>> BEGIN Record set
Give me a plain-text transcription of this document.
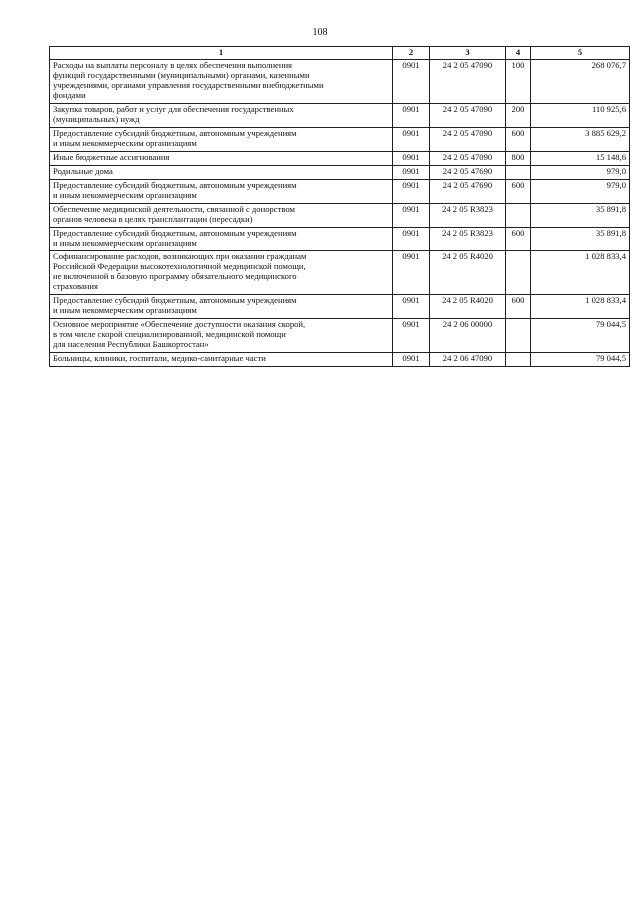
108
1	2	3	4	5

Расходы на выплаты персоналу в целях обеспечения выполнения
функций государственными (муниципальными) органами, казенными
учреждениями, органами управления государственными внебюджетными
фондами	0901	24 2 05 47090	100	268 076,7

Закупка товаров, работ и услуг для обеспечения государственных
(муниципальных) нужд	0901	24 2 05 47090	200	110 925,6

Предоставление субсидий бюджетным, автономным учреждениям
и иным некоммерческим организациям	0901	24 2 05 47090	600	3 885 629,2

Иные бюджетные ассигнования	0901	24 2 05 47090	800	15 148,6

Родильные дома	0901	24 2 05 47690		979,0

Предоставление субсидий бюджетным, автономным учреждениям
и иным некоммерческим организациям	0901	24 2 05 47690	600	979,0

Обеспечение медицинской деятельности, связанной с донорством
органов человека в целях трансплантации (пересадки)	0901	24 2 05 R3823		35 891,8

Предоставление субсидий бюджетным, автономным учреждениям
и иным некоммерческим организациям	0901	24 2 05 R3823	600	35 891,8

Софинансирование расходов, возникающих при оказании гражданам
Российской Федерации высокотехнологичной медицинской помощи,
не включенной в базовую программу обязательного медицинского
страхования	0901	24 2 05 R4020		1 028 833,4

Предоставление субсидий бюджетным, автономным учреждениям
и иным некоммерческим организациям	0901	24 2 05 R4020	600	1 028 833,4

Основное мероприятие «Обеспечение доступности оказания скорой,
в том числе скорой специализированной, медицинской помощи
для населения Республики Башкортостан»	0901	24 2 06 00000		79 044,5

Больницы, клиники, госпитали, медико-санитарные части	0901	24 2 06 47090		79 044,5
>> END Record set
■ **Written request**: The pictures should not appear in the copy; every other part of the records above must be returned exactly.

■ **Full response**:
Give me a plain-text transcription of this document.
108
1	2	3	4	5

Расходы на выплаты персоналу в целях обеспечения выполнения
функций государственными (муниципальными) органами, казенными
учреждениями, органами управления государственными внебюджетными
фондами	0901	24 2 05 47090	100	268 076,7

Закупка товаров, работ и услуг для обеспечения государственных
(муниципальных) нужд	0901	24 2 05 47090	200	110 925,6

Предоставление субсидий бюджетным, автономным учреждениям
и иным некоммерческим организациям	0901	24 2 05 47090	600	3 885 629,2

Иные бюджетные ассигнования	0901	24 2 05 47090	800	15 148,6

Родильные дома	0901	24 2 05 47690		979,0

Предоставление субсидий бюджетным, автономным учреждениям
и иным некоммерческим организациям	0901	24 2 05 47690	600	979,0

Обеспечение медицинской деятельности, связанной с донорством
органов человека в целях трансплантации (пересадки)	0901	24 2 05 R3823		35 891,8

Предоставление субсидий бюджетным, автономным учреждениям
и иным некоммерческим организациям	0901	24 2 05 R3823	600	35 891,8

Софинансирование расходов, возникающих при оказании гражданам
Российской Федерации высокотехнологичной медицинской помощи,
не включенной в базовую программу обязательного медицинского
страхования	0901	24 2 05 R4020		1 028 833,4

Предоставление субсидий бюджетным, автономным учреждениям
и иным некоммерческим организациям	0901	24 2 05 R4020	600	1 028 833,4

Основное мероприятие «Обеспечение доступности оказания скорой,
в том числе скорой специализированной, медицинской помощи
для населения Республики Башкортостан»	0901	24 2 06 00000		79 044,5

Больницы, клиники, госпитали, медико-санитарные части	0901	24 2 06 47090		79 044,5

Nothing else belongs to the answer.